**** Data provided ****

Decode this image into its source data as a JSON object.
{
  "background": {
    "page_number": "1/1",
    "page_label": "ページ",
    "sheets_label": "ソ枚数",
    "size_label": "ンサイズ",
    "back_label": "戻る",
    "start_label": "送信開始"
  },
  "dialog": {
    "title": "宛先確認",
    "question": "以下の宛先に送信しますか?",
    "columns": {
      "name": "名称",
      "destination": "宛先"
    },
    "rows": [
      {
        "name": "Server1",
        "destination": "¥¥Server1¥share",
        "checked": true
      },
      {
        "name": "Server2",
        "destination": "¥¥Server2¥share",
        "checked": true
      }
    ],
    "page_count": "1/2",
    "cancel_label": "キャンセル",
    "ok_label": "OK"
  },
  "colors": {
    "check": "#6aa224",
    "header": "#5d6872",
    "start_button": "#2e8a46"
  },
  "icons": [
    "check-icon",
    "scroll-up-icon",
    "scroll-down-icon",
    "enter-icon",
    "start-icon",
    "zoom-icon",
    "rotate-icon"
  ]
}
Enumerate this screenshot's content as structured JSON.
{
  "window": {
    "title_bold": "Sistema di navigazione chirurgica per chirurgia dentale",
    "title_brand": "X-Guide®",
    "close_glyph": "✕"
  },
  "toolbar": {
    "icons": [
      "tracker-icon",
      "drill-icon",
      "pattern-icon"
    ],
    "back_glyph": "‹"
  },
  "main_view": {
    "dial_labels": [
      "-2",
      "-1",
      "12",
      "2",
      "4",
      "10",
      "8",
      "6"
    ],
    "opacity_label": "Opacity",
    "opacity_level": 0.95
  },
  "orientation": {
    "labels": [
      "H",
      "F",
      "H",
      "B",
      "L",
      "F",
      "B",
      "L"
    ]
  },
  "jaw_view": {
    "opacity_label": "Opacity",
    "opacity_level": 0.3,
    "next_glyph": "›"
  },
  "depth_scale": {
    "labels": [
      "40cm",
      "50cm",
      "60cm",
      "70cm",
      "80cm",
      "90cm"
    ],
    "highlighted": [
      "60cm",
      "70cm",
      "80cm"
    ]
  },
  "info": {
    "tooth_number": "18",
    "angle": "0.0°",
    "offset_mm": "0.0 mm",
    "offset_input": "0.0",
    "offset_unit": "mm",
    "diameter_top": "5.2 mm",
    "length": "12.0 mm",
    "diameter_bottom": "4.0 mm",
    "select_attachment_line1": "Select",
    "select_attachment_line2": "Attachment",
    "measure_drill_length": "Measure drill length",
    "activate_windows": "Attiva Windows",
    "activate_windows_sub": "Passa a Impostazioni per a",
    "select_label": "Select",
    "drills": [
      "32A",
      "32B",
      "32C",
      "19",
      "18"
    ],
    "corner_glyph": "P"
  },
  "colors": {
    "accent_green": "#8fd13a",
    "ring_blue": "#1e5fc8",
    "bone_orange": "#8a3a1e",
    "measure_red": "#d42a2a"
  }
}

****

To do: Write the whole listing out again. Keep every line exactly as it is.

The output:
Decode this image into its source data as a JSON object.
{
  "background": {
    "page_number": "1/1",
    "page_label": "ページ",
    "sheets_label": "ソ枚数",
    "size_label": "ンサイズ",
    "back_label": "戻る",
    "start_label": "送信開始"
  },
  "dialog": {
    "title": "宛先確認",
    "question": "以下の宛先に送信しますか?",
    "columns": {
      "name": "名称",
      "destination": "宛先"
    },
    "rows": [
      {
        "name": "Server1",
        "destination": "¥¥Server1¥share",
        "checked": true
      },
      {
        "name": "Server2",
        "destination": "¥¥Server2¥share",
        "checked": true
      }
    ],
    "page_count": "1/2",
    "cancel_label": "キャンセル",
    "ok_label": "OK"
  },
  "colors": {
    "check": "#6aa224",
    "header": "#5d6872",
    "start_button": "#2e8a46"
  },
  "icons": [
    "check-icon",
    "scroll-up-icon",
    "scroll-down-icon",
    "enter-icon",
    "start-icon",
    "zoom-icon",
    "rotate-icon"
  ]
}
Enumerate this screenshot's content as structured JSON.
{
  "window": {
    "title_bold": "Sistema di navigazione chirurgica per chirurgia dentale",
    "title_brand": "X-Guide®",
    "close_glyph": "✕"
  },
  "toolbar": {
    "icons": [
      "tracker-icon",
      "drill-icon",
      "pattern-icon"
    ],
    "back_glyph": "‹"
  },
  "main_view": {
    "dial_labels": [
      "-2",
      "-1",
      "12",
      "2",
      "4",
      "10",
      "8",
      "6"
    ],
    "opacity_label": "Opacity",
    "opacity_level": 0.95
  },
  "orientation": {
    "labels": [
      "H",
      "F",
      "H",
      "B",
      "L",
      "F",
      "B",
      "L"
    ]
  },
  "jaw_view": {
    "opacity_label": "Opacity",
    "opacity_level": 0.3,
    "next_glyph": "›"
  },
  "depth_scale": {
    "labels": [
      "40cm",
      "50cm",
      "60cm",
      "70cm",
      "80cm",
      "90cm"
    ],
    "highlighted": [
      "60cm",
      "70cm",
      "80cm"
    ]
  },
  "info": {
    "tooth_number": "18",
    "angle": "0.0°",
    "offset_mm": "0.0 mm",
    "offset_input": "0.0",
    "offset_unit": "mm",
    "diameter_top": "5.2 mm",
    "length": "12.0 mm",
    "diameter_bottom": "4.0 mm",
    "select_attachment_line1": "Select",
    "select_attachment_line2": "Attachment",
    "measure_drill_length": "Measure drill length",
    "activate_windows": "Attiva Windows",
    "activate_windows_sub": "Passa a Impostazioni per a",
    "select_label": "Select",
    "drills": [
      "32A",
      "32B",
      "32C",
      "19",
      "18"
    ],
    "corner_glyph": "P"
  },
  "colors": {
    "accent_green": "#8fd13a",
    "ring_blue": "#1e5fc8",
    "bone_orange": "#8a3a1e",
    "measure_red": "#d42a2a"
  }
}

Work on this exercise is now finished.